= DESCRIPTION OF THE TASK =
Take every line from the listing below that includes "Πολύγυρο" and copy it.

= RECORDS TO PROCESS =
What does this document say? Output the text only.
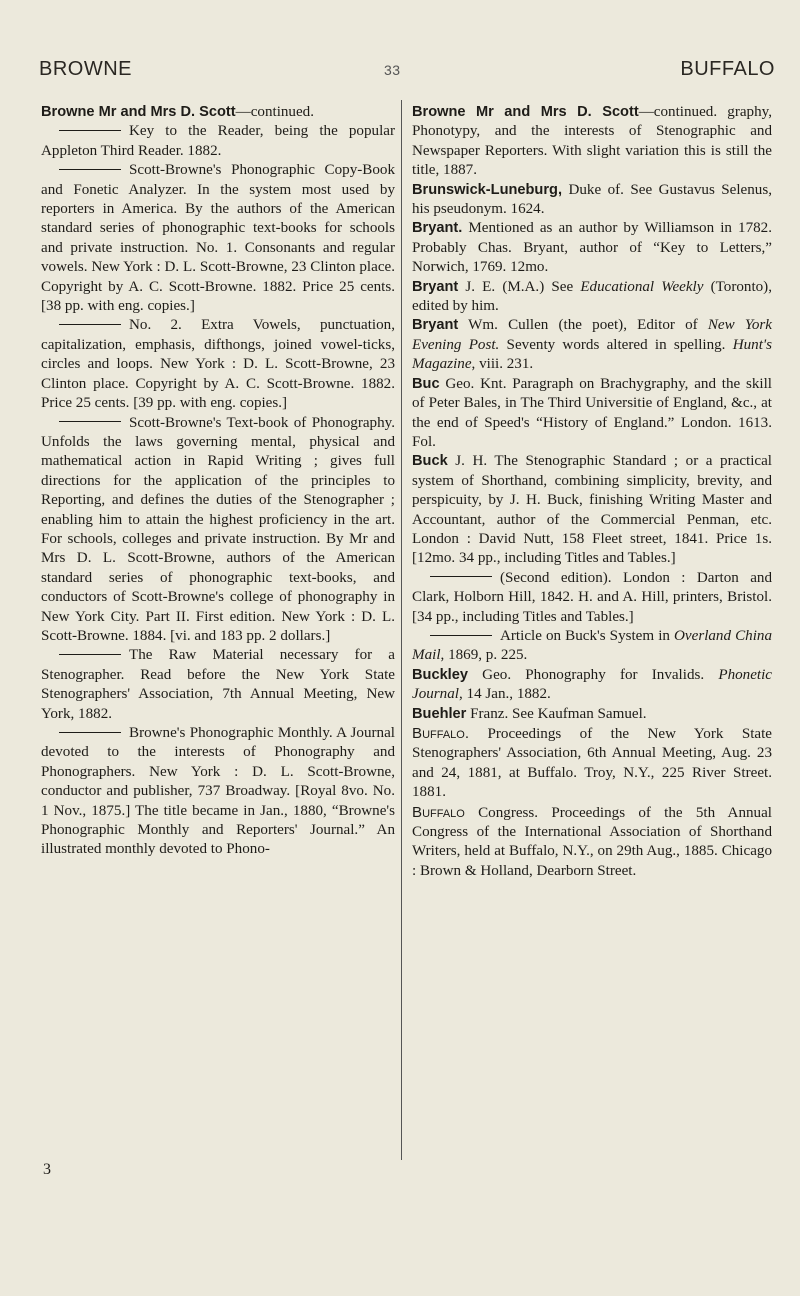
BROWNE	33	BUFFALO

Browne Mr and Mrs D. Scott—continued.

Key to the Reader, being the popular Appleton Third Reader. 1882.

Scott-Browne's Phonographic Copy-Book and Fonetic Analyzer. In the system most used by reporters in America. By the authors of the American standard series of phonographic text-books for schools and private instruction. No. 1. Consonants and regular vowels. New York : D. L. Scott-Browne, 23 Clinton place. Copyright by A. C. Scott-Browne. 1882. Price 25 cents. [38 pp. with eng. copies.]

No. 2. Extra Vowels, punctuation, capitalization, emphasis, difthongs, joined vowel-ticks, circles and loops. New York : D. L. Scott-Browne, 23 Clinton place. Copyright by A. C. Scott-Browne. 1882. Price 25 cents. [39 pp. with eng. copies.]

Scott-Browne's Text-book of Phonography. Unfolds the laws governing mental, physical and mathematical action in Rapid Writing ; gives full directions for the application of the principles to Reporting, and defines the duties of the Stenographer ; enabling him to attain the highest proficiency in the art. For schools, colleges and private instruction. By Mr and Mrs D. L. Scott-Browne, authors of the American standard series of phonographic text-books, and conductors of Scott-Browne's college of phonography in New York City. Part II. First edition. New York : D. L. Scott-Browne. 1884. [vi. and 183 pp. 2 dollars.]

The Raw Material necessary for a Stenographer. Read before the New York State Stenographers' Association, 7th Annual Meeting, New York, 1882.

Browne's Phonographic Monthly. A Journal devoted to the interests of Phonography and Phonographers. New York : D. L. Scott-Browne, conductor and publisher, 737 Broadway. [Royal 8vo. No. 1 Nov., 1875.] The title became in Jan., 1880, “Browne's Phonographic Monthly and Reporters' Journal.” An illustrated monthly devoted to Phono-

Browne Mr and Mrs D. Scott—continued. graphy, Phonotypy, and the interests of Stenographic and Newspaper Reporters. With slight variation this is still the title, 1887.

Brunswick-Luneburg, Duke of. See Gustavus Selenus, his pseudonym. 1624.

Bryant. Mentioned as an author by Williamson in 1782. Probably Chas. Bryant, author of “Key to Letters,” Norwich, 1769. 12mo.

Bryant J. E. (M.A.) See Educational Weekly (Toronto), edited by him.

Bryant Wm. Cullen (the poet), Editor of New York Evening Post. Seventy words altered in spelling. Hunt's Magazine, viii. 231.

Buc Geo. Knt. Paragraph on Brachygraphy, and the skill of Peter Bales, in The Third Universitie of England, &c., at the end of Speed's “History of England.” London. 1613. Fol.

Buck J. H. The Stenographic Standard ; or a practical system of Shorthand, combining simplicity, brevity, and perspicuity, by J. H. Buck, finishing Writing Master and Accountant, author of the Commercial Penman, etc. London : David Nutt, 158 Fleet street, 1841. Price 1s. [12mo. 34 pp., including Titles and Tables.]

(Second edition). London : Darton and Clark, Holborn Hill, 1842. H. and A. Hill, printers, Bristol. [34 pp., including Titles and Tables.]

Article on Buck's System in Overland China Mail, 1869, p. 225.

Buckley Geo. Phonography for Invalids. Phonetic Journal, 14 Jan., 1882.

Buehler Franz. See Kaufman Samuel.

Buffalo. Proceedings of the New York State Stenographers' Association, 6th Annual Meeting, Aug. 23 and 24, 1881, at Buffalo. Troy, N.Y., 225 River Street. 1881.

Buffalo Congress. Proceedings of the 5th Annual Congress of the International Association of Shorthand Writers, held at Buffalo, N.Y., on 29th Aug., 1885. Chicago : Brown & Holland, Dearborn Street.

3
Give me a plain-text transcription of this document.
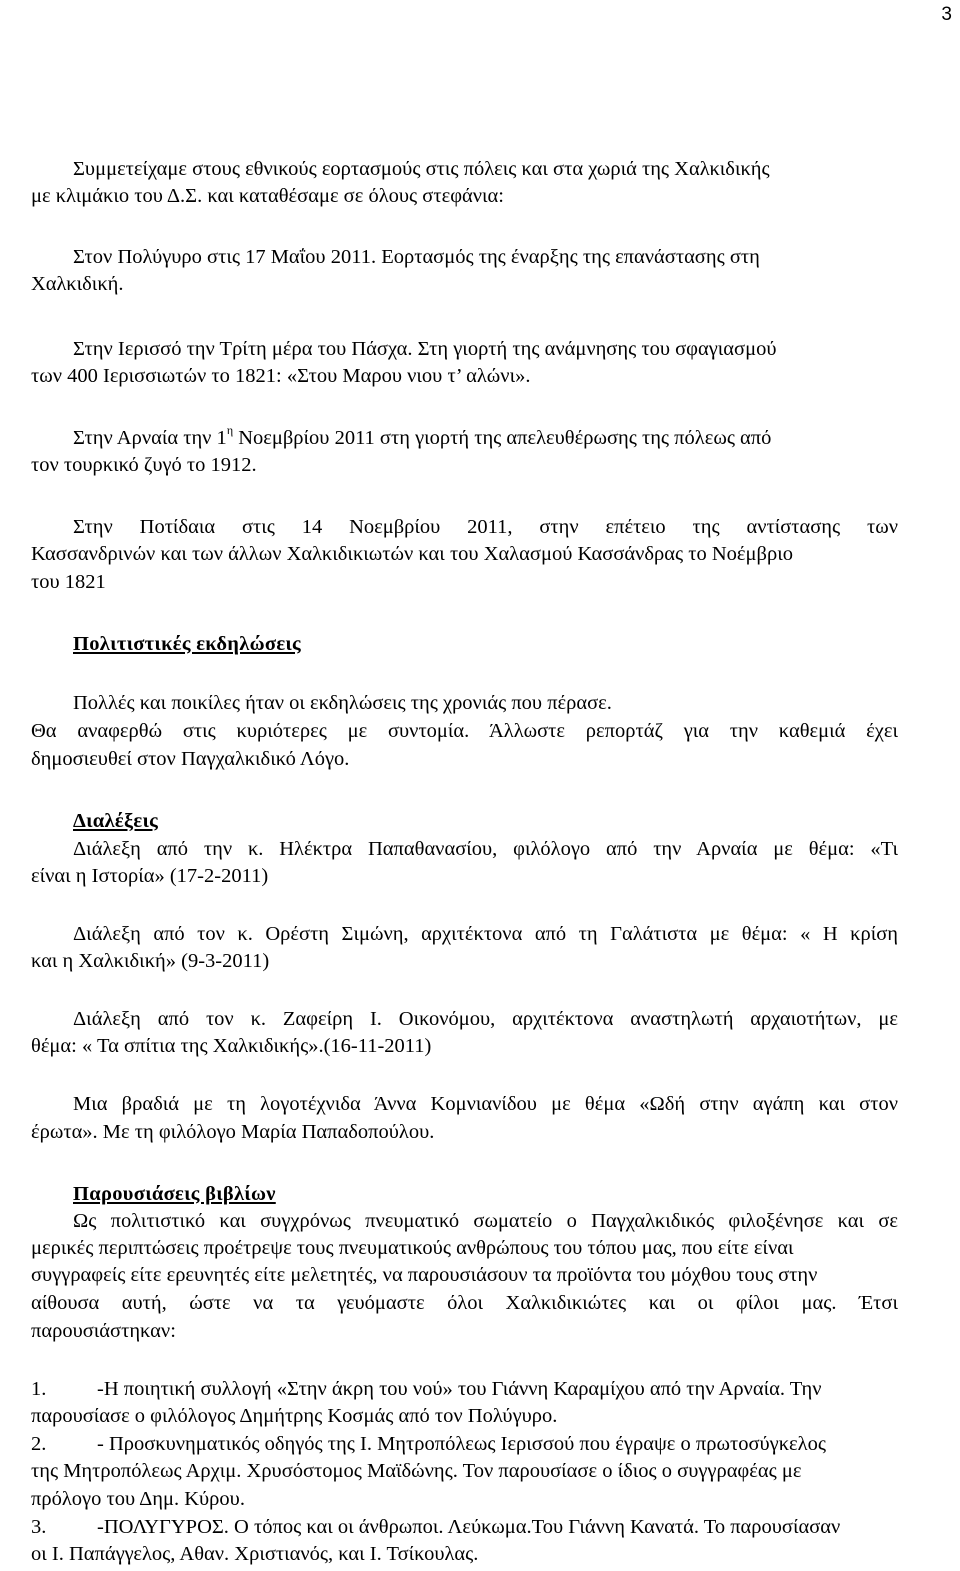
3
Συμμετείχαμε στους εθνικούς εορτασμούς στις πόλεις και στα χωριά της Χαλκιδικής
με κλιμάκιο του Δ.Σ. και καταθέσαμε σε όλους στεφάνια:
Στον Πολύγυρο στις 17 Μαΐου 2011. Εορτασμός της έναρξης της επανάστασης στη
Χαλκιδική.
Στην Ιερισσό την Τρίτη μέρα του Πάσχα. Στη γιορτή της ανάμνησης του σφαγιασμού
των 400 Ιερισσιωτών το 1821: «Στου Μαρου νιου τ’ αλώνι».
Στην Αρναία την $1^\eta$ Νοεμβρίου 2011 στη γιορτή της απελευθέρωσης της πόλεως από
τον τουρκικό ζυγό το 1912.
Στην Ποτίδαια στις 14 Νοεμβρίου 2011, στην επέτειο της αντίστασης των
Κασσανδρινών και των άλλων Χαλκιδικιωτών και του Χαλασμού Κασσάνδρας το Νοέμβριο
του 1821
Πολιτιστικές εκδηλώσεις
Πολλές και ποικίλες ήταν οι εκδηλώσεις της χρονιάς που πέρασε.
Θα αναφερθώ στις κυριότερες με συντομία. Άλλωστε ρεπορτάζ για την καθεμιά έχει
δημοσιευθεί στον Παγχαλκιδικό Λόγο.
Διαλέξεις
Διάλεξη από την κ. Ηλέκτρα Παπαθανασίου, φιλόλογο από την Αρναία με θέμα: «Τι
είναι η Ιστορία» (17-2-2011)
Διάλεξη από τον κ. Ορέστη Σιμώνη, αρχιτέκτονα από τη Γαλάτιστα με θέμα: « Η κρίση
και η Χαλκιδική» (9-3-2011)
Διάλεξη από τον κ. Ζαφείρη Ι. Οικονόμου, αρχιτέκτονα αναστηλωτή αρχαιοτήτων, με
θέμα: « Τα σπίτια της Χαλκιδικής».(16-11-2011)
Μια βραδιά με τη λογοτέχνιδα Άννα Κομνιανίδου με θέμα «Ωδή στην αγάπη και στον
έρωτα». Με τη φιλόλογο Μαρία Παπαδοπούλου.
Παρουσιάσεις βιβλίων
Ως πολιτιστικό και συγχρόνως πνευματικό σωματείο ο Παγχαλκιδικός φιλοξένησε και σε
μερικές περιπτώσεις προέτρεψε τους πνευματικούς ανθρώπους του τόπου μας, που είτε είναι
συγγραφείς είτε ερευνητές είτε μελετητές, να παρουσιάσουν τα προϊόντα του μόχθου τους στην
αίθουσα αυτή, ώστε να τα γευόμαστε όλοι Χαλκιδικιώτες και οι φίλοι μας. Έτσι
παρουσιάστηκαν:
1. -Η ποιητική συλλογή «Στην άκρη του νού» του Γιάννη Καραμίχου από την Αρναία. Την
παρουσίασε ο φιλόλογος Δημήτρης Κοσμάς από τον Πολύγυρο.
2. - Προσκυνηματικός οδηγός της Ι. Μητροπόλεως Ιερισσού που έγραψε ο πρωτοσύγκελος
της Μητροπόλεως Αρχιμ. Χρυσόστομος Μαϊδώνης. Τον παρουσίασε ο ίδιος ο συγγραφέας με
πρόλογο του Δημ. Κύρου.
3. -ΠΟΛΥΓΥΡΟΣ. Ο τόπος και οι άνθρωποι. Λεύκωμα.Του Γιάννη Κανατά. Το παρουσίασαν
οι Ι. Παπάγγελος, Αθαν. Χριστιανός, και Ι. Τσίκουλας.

= SOLUTION TO THIS TASK =
Στον Πολύγυρο στις 17 Μαΐου 2011. Εορτασμός της έναρξης της επανάστασης στη
παρουσίασε ο φιλόλογος Δημήτρης Κοσμάς από τον Πολύγυρο.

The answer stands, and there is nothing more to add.